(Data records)

start

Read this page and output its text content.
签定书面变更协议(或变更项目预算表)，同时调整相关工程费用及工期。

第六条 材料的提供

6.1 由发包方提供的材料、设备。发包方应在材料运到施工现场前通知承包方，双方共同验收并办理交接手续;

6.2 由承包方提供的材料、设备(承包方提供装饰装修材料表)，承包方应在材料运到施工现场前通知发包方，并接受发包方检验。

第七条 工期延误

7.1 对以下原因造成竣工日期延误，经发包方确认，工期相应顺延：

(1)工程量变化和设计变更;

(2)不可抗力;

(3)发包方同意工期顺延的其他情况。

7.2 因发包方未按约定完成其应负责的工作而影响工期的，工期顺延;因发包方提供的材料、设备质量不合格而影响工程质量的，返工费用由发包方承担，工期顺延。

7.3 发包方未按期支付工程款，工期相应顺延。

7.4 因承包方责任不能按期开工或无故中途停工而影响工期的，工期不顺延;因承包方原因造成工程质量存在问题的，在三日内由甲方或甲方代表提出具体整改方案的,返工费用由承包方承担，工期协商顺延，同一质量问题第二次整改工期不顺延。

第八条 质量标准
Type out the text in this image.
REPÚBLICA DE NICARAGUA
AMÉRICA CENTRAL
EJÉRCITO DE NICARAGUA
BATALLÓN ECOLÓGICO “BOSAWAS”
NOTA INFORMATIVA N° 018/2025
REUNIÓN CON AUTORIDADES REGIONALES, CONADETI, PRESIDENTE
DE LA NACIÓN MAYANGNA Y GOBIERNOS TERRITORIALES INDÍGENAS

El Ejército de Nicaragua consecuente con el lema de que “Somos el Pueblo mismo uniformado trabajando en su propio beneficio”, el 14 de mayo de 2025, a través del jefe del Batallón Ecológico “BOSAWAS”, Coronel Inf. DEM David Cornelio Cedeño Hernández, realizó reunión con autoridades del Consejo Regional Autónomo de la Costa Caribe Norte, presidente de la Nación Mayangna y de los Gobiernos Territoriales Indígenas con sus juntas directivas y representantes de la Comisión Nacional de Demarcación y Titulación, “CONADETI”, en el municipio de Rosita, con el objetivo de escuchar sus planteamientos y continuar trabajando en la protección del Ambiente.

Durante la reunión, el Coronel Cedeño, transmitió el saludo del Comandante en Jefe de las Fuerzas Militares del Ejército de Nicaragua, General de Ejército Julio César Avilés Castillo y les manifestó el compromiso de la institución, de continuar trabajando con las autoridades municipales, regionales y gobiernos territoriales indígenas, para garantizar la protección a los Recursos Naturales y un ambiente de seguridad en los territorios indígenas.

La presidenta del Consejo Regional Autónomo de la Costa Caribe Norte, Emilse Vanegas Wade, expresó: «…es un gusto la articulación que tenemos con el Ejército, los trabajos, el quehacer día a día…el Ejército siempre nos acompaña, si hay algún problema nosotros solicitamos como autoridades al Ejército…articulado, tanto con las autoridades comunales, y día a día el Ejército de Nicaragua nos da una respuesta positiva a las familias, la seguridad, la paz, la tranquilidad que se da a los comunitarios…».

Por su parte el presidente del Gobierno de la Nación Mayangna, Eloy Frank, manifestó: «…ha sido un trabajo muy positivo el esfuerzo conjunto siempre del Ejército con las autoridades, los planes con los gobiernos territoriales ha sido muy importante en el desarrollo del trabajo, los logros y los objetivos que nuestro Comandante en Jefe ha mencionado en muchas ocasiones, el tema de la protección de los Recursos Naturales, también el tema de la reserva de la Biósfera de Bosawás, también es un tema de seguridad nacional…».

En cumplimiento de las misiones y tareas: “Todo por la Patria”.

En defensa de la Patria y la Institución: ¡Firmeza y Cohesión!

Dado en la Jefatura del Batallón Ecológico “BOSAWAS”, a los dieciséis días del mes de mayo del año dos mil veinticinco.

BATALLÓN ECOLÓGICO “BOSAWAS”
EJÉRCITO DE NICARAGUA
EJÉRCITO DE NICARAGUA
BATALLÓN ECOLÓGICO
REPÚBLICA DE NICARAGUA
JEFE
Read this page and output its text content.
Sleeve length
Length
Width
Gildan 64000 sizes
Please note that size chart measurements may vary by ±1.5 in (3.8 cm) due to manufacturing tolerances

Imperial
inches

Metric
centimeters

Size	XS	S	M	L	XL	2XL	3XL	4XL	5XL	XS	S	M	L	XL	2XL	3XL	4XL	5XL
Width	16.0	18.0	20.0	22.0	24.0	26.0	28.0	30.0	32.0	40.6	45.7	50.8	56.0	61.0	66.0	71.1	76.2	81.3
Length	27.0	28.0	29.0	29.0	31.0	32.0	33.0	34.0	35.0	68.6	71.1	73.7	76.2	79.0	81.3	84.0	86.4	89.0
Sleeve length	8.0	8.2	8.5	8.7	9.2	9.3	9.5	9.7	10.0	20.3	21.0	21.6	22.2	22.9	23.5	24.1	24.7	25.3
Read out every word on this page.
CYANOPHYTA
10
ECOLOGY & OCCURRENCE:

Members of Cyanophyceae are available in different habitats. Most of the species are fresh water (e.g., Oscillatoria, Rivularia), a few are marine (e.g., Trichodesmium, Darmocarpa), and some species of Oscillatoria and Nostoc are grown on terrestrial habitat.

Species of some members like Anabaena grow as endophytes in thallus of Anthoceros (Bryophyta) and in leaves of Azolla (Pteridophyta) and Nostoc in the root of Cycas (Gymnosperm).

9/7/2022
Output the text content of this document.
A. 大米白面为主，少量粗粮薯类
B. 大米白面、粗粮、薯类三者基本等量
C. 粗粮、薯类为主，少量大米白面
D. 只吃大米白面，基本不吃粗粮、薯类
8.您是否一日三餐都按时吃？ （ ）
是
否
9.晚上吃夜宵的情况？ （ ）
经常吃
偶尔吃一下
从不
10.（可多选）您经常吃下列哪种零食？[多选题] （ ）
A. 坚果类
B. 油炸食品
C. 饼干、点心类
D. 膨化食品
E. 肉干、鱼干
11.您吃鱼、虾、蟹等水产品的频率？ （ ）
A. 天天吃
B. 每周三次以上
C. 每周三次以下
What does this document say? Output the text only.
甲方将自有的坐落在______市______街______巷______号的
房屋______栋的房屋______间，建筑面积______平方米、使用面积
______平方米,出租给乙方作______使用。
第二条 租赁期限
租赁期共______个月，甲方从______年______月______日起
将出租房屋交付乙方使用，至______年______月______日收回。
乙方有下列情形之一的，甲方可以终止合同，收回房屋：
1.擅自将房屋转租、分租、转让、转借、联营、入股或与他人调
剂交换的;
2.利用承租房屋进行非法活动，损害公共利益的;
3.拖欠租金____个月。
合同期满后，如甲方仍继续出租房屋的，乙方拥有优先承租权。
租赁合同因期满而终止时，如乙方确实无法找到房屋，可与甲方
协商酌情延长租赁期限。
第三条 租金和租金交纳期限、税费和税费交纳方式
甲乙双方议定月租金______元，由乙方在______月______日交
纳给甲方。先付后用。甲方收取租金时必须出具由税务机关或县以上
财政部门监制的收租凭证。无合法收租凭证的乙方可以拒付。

end

DIRECTIVE:
Pull out each line of the listing that holds the string "Sleeve".

ANSWER TO THIS EXERCISE:
Sleeve length
Sleeve length	8.0	8.2	8.5	8.7	9.2	9.3	9.5	9.7	10.0	20.3	21.0	21.6	22.2	22.9	23.5	24.1	24.7	25.3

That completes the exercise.